● Problem description: Check each line of the data below for the word "coup", then extract the ones that have it.
==== Material supplied
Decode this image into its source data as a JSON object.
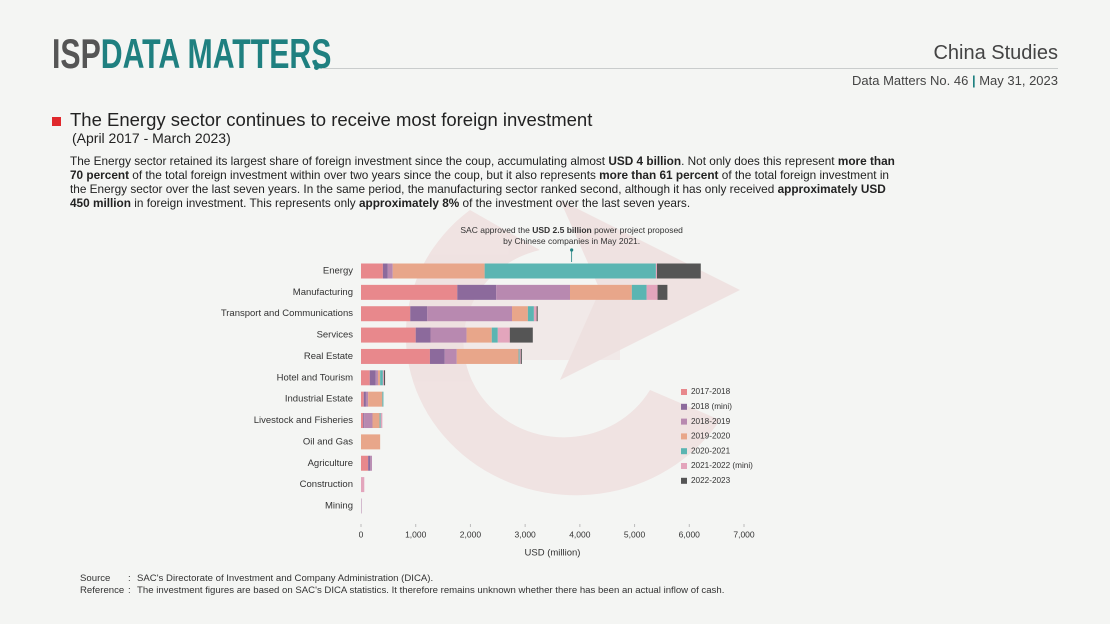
{
  "header": {
    "brand_prefix": "ISP",
    "brand": "DATA MATTERS",
    "section": "China Studies",
    "issue": "Data Matters No. 46",
    "separator": "|",
    "date": "May 31, 2023"
  },
  "heading": {
    "title": "The Energy sector continues to receive most foreign investment",
    "period": "(April 2017 - March 2023)"
  },
  "body": [
    {
      "text": "The Energy sector retained its largest share of foreign investment since the coup, accumulating almost ",
      "bold": false
    },
    {
      "text": "USD 4 billion",
      "bold": true
    },
    {
      "text": ". Not only does this represent ",
      "bold": false
    },
    {
      "text": "more than 70 percent",
      "bold": true
    },
    {
      "text": " of the total foreign investment within over two years since the coup, but it also represents ",
      "bold": false
    },
    {
      "text": "more than 61 percent",
      "bold": true
    },
    {
      "text": " of the total foreign investment in the Energy sector over the last seven years. In the same period, the manufacturing sector ranked second, although it has only received ",
      "bold": false
    },
    {
      "text": "approximately USD 450 million",
      "bold": true
    },
    {
      "text": " in foreign investment. This represents only ",
      "bold": false
    },
    {
      "text": "approximately 8%",
      "bold": true
    },
    {
      "text": " of the investment over the last seven years.",
      "bold": false
    }
  ],
  "chart_data": {
    "type": "bar",
    "orientation": "horizontal",
    "stacked": true,
    "categories": [
      "Energy",
      "Manufacturing",
      "Transport and Communications",
      "Services",
      "Real Estate",
      "Hotel and Tourism",
      "Industrial Estate",
      "Livestock and Fisheries",
      "Oil and Gas",
      "Agriculture",
      "Construction",
      "Mining"
    ],
    "series": [
      {
        "name": "2017-2018",
        "color": "#e8888c",
        "values": [
          400,
          1760,
          900,
          1000,
          1260,
          160,
          50,
          40,
          0,
          130,
          0,
          0
        ]
      },
      {
        "name": "2018 (mini)",
        "color": "#8c6a9c",
        "values": [
          90,
          710,
          310,
          270,
          270,
          110,
          40,
          20,
          0,
          40,
          0,
          0
        ]
      },
      {
        "name": "2018-2019",
        "color": "#b889b0",
        "values": [
          90,
          1350,
          1550,
          660,
          220,
          40,
          40,
          150,
          0,
          30,
          0,
          10
        ]
      },
      {
        "name": "2019-2020",
        "color": "#e8a68a",
        "values": [
          1680,
          1130,
          290,
          460,
          1130,
          40,
          260,
          130,
          350,
          0,
          0,
          0
        ]
      },
      {
        "name": "2020-2021",
        "color": "#5bb5b2",
        "values": [
          3130,
          270,
          110,
          110,
          20,
          50,
          20,
          20,
          0,
          0,
          0,
          0
        ]
      },
      {
        "name": "2021-2022 (mini)",
        "color": "#e3a5bc",
        "values": [
          20,
          200,
          50,
          220,
          20,
          20,
          0,
          30,
          0,
          0,
          60,
          0
        ]
      },
      {
        "name": "2022-2023",
        "color": "#555555",
        "values": [
          800,
          180,
          20,
          420,
          20,
          20,
          0,
          0,
          0,
          0,
          0,
          0
        ]
      }
    ],
    "xlim": [
      0,
      7000
    ],
    "xticks": [
      0,
      {
        "value": 1000,
        "label": "1,000"
      },
      {
        "value": 2000,
        "label": "2,000"
      },
      {
        "value": 3000,
        "label": "3,000"
      },
      {
        "value": 4000,
        "label": "4,000"
      },
      {
        "value": 5000,
        "label": "5,000"
      },
      {
        "value": 6000,
        "label": "6,000"
      },
      {
        "value": 7000,
        "label": "7,000"
      }
    ],
    "xlabel": "USD (million)",
    "grid": false,
    "legend": "right",
    "annotation": {
      "x": 3850,
      "lines": [
        [
          {
            "text": "SAC approved the ",
            "bold": false
          },
          {
            "text": "USD 2.5 billion",
            "bold": true
          },
          {
            "text": " power project proposed",
            "bold": false
          }
        ],
        [
          {
            "text": "by Chinese companies in May 2021.",
            "bold": false
          }
        ]
      ]
    }
  },
  "footer": {
    "source_label": "Source",
    "source_sep": ":",
    "source": "SAC's Directorate of Investment and Company Administration (DICA).",
    "reference_label": "Reference",
    "reference_sep": ":",
    "reference": "The investment figures are based on SAC's DICA statistics. It therefore remains unknown whether there has been an actual inflow of cash."
  }
}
========
● Response to this exercise:
      "text": "The Energy sector retained its largest share of foreign investment since the coup, accumulating almost ",
      "text": " of the total foreign investment within over two years since the coup, but it also represents ",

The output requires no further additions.